The All India Footwear Manufacturers and Retailers Association (AIFMRA) has submitted a memorandum to the Finance Ministry seeking relief from high excise duty on non-leather footwear.

While thanking the finance minister for providing some relief to the footwear industry, Rafique Malik, chairman, AIFMRA, said, “The relief provided in the budget has been restricted to a very small segment of the sector.”

“Post the Budget, the rich man’s footwear made of leather will enjoy benefits of lower tax rate, whereas the common man using affordable non-leather footwear will have to pay more,” he added.

“The increase in effective excise duty will increase the excise tax on children shoes & sandals, school shoes, sandals & shoes for women and men and all sports shoes,” he observed.

The Budget has proposed concessional duty on footwear made from leather uppers, which make up about 15 per cent of footwear sold in India and leather upper shoes sell on prices above Rs 2000.

Majority of the footwear today are produced from synthetic leather, PVC, PU & fabric uppers, which provide durable quality footwear at reasonable prices from Rs 500 to Rs 3000.

The majority of the industry which uses synthetic material has been burdened with a higher rate of duty, due to the reduction in the abatement rate from 35 per cent to 25 per cent.

With this change, footwear above Rs 1000 made from any material other than leather, attracts an excise duty at 12.50 per cent on retail price with abatement of 25 per cent.

As a general trade practice, footwear is on an average discounted by 18-20 per cent on retail sales price.

“Since the government is collecting excise duty on retail sales price, considering other duties, taxes and retailer margin, the effective excise duty rate works out to 32-33 per cent of the ex-factory price,” Malik explained.

According to the footwear trade body, pre-budget this was at about 26-27 per cent.

It further informed that non-leather footwear is now among the highest taxed items among consumer goods of necessity, while other necessity goods like food and branded garments attract no excise duty.

AIFMRA has requested to either consider applying a rate of 6 per cent excise duty on all footwear above Rs 1000 or increase the abatement applicable on all footwear other than leather to 70 per cent of the retail sales price.

“Smaller manufacturers, make up for a large share of Indian footwear manufacturing, are further burdened by the break with lost CENVAT credit due to the break in the manufacturing value chain,” it noted.

AIFMRA is seeking rationalisation of excise duty on all footwear and states that if the central excise duty on all footwear is rationalised, the industry has a potential to create about 4 million jobs.
----------
[Actions to take]:
1. According to the footwear duty article, what share of footwear sold in India is made with leather uppers?
2. Please restate the footwear duty article between "The majority of" and "of 25 per cent.", inclusive, switching "abatement" to "deduction".
The rows after this point are separate material, apart from the article.

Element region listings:
----------
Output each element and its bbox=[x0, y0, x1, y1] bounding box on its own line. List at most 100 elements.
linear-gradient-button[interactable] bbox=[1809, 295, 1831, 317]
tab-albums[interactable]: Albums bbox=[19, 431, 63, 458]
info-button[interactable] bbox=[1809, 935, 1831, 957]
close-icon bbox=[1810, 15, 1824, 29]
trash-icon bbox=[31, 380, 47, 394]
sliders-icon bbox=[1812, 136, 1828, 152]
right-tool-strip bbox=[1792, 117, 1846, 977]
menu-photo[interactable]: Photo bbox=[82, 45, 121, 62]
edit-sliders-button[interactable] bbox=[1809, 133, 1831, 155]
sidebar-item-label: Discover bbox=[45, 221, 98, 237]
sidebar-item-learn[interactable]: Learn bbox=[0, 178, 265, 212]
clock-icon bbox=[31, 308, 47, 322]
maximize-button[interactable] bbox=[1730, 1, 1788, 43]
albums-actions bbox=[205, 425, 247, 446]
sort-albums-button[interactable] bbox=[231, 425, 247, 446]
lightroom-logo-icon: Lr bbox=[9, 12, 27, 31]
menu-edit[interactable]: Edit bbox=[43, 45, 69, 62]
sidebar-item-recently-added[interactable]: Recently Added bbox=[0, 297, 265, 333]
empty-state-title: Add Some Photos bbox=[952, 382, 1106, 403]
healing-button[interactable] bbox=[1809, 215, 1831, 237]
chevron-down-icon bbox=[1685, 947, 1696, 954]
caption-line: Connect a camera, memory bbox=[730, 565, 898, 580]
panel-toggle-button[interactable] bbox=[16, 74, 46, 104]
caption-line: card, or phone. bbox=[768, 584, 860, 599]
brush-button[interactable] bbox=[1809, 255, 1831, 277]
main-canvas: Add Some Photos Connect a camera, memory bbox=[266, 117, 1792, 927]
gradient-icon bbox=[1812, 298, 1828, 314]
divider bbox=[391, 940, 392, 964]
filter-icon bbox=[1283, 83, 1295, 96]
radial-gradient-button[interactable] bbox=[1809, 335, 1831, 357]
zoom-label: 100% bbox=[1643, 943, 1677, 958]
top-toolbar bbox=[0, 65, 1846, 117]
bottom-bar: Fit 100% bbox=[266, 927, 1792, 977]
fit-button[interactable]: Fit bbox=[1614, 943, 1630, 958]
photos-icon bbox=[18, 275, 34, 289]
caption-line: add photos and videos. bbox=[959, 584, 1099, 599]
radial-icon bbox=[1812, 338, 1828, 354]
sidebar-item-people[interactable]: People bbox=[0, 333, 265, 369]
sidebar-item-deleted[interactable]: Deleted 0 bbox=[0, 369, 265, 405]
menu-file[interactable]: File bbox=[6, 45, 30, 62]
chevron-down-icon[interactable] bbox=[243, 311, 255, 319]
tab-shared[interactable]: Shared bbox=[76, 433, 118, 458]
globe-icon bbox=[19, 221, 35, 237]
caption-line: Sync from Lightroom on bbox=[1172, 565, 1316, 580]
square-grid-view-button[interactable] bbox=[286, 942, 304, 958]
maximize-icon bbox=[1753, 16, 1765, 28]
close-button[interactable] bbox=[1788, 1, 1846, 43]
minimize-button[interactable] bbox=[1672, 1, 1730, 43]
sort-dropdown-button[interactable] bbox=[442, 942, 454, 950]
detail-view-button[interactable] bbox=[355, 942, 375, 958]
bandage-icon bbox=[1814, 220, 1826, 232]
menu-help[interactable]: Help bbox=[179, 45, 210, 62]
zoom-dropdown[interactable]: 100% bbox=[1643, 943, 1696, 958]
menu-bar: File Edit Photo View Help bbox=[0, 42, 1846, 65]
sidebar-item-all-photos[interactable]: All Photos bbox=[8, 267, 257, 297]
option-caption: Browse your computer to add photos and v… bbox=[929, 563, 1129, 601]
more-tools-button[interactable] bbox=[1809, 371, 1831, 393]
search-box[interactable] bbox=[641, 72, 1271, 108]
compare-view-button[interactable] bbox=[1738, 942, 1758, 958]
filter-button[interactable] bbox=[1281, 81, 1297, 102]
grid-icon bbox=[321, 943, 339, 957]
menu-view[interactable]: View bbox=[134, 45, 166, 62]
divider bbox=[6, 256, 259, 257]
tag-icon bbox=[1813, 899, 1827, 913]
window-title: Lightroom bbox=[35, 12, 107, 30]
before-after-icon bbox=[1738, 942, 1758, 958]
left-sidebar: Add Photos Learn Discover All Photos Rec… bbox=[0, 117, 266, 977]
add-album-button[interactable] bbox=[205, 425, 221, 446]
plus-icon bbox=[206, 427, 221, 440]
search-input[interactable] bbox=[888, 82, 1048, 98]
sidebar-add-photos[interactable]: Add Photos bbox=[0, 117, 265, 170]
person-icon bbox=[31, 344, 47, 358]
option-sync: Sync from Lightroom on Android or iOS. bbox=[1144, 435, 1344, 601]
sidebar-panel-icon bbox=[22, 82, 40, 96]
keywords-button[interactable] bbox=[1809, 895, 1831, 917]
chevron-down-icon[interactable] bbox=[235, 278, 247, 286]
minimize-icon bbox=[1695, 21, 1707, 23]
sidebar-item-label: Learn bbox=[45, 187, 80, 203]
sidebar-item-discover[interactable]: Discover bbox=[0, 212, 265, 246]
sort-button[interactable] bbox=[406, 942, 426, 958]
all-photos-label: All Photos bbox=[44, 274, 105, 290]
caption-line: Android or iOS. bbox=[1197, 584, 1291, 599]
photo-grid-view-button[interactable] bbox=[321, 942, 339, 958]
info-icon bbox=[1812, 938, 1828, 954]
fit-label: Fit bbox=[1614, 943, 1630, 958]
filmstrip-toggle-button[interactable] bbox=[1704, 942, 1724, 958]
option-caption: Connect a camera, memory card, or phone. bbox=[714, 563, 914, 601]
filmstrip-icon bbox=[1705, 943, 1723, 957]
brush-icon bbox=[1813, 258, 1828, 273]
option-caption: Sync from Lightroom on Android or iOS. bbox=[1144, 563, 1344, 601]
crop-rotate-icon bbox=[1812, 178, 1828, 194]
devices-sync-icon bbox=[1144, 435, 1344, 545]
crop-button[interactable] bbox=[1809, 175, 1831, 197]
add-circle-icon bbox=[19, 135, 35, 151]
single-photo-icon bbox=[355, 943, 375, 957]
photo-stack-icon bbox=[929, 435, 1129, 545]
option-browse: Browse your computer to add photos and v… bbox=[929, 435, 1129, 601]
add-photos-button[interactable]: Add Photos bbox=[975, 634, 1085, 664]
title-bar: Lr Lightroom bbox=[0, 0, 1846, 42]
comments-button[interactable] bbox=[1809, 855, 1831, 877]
----------
[In response]:
1. About 15 per cent.

2.
The majority of the industry which uses synthetic material has been burdened with a higher rate of duty, due to the reduction in the deduction rate from 35 per cent to 25 per cent.

With this change, footwear above Rs 1000 made from any material other than leather, attracts an excise duty at 12.50 per cent on retail price with deduction of 25 per cent.